» **To be done**
Take every line from the listing below that includes "JSON" and copy it.

» **Supplied material**
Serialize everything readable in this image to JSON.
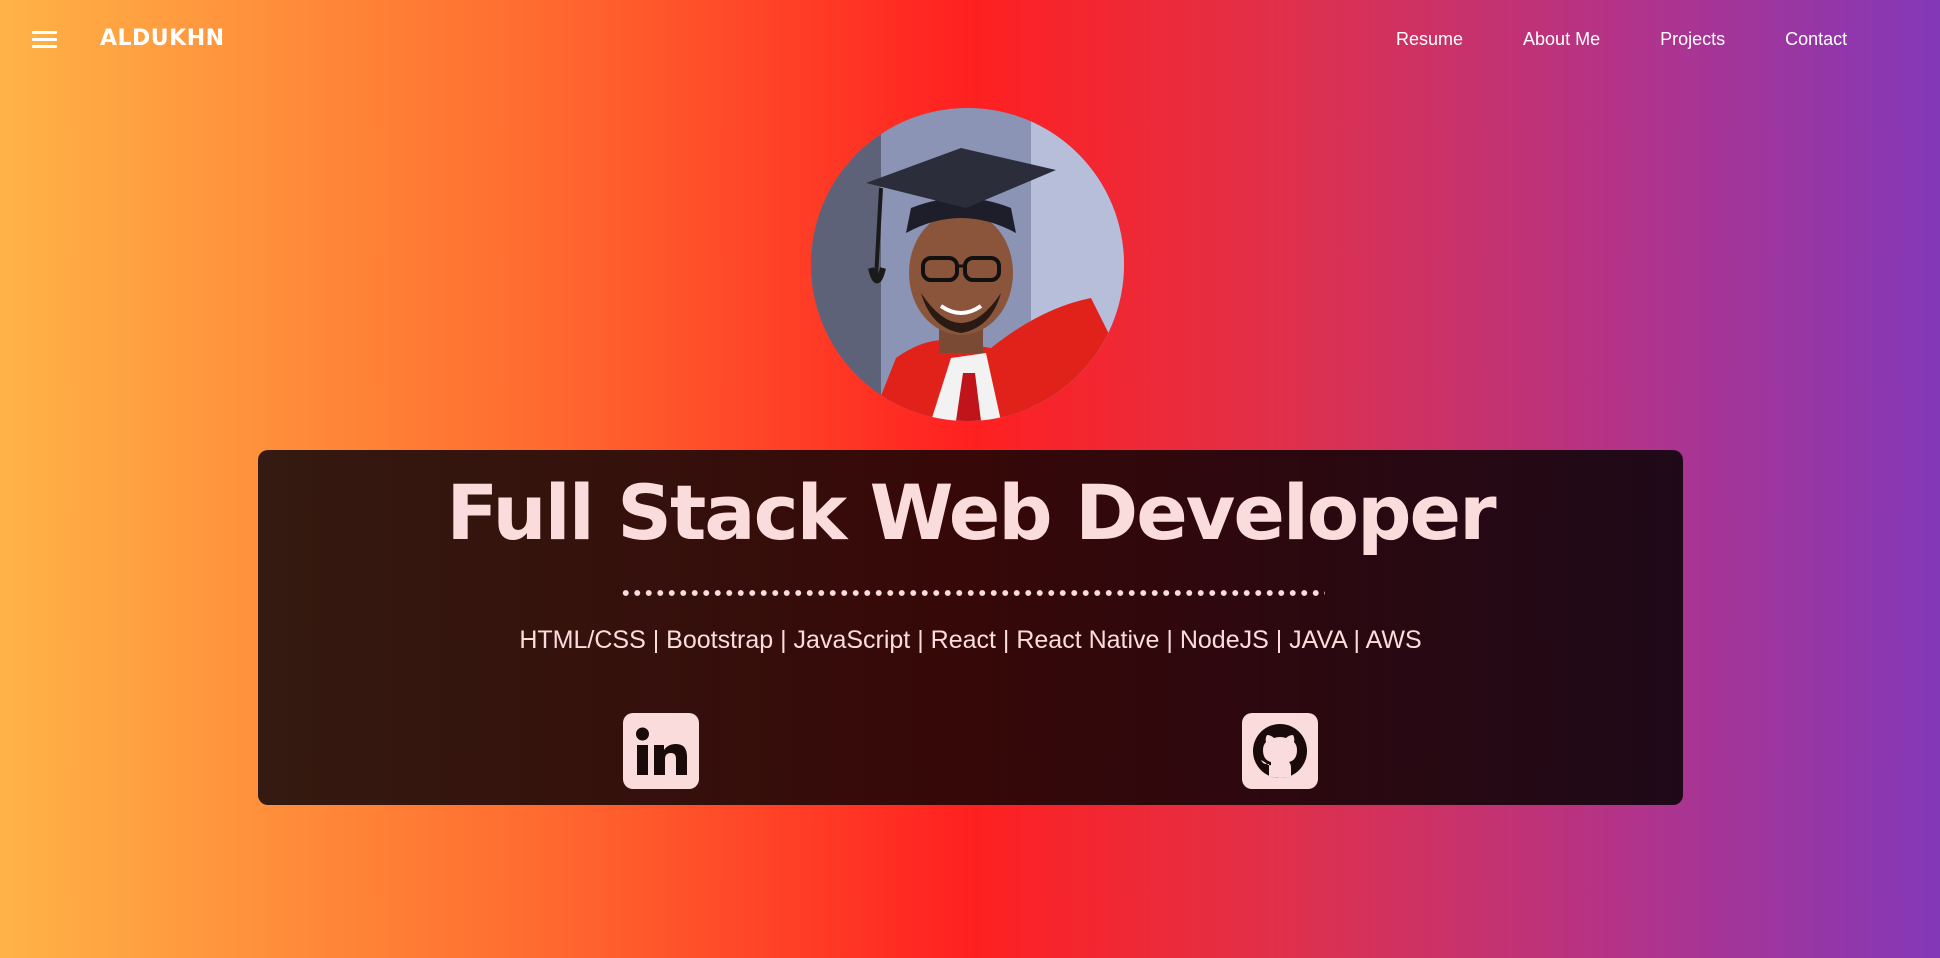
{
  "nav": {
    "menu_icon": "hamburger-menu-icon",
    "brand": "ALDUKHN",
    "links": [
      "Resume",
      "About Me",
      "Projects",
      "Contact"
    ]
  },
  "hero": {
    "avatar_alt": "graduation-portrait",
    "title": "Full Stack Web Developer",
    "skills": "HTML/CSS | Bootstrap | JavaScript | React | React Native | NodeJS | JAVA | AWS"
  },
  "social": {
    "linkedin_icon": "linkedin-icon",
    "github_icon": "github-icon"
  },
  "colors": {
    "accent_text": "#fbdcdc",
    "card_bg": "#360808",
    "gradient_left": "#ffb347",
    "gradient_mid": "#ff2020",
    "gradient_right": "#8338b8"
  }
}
* * *
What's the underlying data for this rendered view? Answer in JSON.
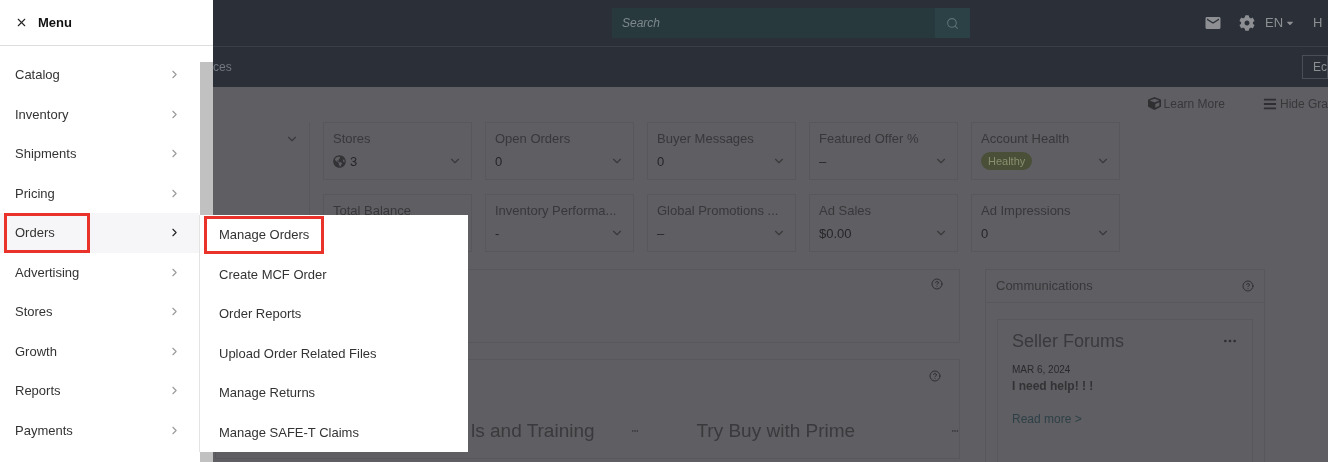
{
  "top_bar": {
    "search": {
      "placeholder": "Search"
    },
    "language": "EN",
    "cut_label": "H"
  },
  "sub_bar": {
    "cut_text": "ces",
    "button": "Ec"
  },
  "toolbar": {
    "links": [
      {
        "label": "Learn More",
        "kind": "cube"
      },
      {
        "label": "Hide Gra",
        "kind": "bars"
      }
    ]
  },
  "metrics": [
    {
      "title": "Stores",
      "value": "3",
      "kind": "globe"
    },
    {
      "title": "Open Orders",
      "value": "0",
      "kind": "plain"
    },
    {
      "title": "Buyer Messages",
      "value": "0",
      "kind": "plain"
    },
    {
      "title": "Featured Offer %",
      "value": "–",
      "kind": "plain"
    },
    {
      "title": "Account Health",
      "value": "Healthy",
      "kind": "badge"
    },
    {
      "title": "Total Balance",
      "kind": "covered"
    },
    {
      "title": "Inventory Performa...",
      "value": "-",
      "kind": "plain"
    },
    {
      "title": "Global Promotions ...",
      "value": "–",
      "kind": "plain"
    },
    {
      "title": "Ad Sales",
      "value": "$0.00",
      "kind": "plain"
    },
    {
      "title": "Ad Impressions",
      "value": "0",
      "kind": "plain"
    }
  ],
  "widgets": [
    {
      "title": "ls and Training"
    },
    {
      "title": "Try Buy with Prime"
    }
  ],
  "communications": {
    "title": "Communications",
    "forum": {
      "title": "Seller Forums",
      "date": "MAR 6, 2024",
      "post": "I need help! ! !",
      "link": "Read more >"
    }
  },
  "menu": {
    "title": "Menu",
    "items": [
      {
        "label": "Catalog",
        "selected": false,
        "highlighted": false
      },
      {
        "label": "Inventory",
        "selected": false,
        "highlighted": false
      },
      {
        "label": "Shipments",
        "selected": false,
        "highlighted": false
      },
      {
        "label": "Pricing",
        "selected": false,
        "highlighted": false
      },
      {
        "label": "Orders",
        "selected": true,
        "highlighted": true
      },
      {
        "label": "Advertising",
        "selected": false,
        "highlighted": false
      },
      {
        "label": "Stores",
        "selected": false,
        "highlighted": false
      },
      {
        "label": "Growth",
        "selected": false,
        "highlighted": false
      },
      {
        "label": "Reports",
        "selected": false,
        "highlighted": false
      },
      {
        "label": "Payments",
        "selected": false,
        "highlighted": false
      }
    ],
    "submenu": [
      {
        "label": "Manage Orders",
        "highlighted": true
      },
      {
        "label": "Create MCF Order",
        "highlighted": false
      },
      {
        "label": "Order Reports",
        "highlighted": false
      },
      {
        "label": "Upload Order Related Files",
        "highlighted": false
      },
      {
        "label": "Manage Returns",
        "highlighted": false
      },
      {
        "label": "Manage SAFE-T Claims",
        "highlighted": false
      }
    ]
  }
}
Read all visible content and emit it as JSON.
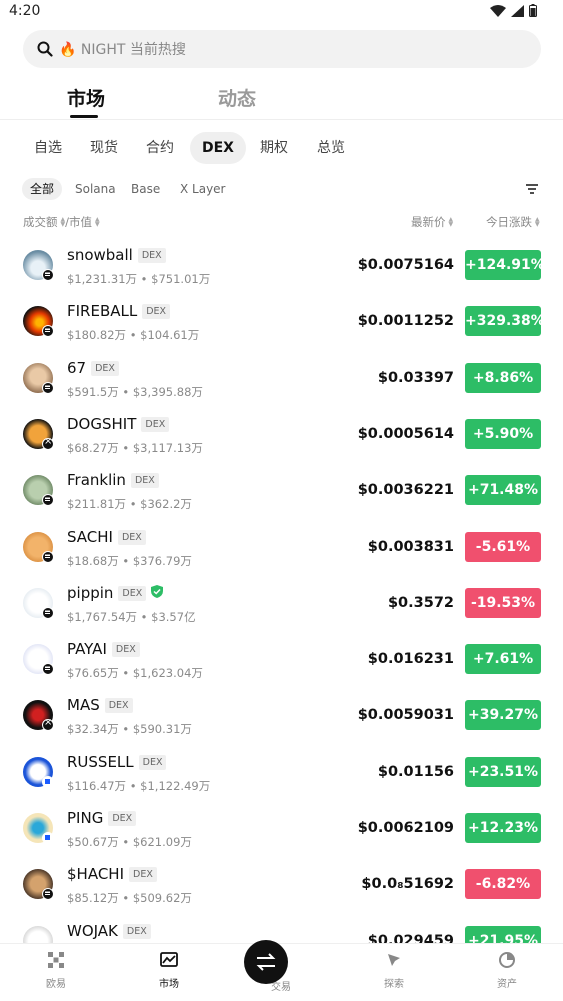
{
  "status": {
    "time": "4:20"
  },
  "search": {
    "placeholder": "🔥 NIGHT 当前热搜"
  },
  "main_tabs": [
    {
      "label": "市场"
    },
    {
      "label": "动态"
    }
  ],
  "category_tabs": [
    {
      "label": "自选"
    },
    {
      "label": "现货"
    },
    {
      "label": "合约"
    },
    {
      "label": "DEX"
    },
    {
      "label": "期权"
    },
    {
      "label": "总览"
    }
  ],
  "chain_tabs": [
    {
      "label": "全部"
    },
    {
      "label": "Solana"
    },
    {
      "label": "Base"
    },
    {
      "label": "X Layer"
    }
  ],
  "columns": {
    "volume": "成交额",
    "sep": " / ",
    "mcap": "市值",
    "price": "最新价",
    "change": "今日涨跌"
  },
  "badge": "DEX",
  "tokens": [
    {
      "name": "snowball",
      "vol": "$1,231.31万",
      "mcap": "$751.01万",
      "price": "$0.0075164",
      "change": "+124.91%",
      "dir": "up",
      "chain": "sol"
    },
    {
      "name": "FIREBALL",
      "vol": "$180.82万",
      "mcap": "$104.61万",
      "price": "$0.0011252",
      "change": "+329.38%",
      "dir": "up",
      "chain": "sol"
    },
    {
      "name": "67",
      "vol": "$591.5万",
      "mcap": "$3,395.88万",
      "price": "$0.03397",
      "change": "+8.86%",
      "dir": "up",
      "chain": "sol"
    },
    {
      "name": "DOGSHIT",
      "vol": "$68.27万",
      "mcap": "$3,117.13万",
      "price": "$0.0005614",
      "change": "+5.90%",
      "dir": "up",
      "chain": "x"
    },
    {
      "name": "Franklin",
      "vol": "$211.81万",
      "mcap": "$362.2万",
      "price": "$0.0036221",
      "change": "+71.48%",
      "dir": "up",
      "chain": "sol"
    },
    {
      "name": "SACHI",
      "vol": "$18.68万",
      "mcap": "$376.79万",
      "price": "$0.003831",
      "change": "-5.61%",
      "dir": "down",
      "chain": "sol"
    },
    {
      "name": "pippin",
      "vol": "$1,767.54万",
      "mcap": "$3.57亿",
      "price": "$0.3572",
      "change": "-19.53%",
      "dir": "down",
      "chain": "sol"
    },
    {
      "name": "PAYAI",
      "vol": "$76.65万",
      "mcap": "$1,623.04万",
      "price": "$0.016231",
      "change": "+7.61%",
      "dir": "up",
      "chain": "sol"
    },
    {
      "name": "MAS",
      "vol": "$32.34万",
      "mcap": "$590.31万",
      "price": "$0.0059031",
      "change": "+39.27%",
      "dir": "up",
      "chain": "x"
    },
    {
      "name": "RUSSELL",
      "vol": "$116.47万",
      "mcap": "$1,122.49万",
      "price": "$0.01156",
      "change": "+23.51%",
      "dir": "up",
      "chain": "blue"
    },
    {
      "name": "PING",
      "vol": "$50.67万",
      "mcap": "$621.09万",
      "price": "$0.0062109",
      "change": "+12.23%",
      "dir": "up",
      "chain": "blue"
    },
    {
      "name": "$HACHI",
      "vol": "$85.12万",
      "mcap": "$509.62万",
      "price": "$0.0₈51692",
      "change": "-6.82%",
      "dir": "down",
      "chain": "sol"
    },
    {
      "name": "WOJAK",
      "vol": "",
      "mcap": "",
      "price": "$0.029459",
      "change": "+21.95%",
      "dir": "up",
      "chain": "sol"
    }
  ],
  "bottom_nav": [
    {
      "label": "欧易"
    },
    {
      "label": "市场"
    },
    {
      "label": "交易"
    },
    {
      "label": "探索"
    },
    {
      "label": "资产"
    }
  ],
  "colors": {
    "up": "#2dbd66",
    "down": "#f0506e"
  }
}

» **Task output**
Serialize everything readable in this image to JSON.
What's the underlying data for this rendered view? Answer in JSON.
Read all visible content and emit it as JSON.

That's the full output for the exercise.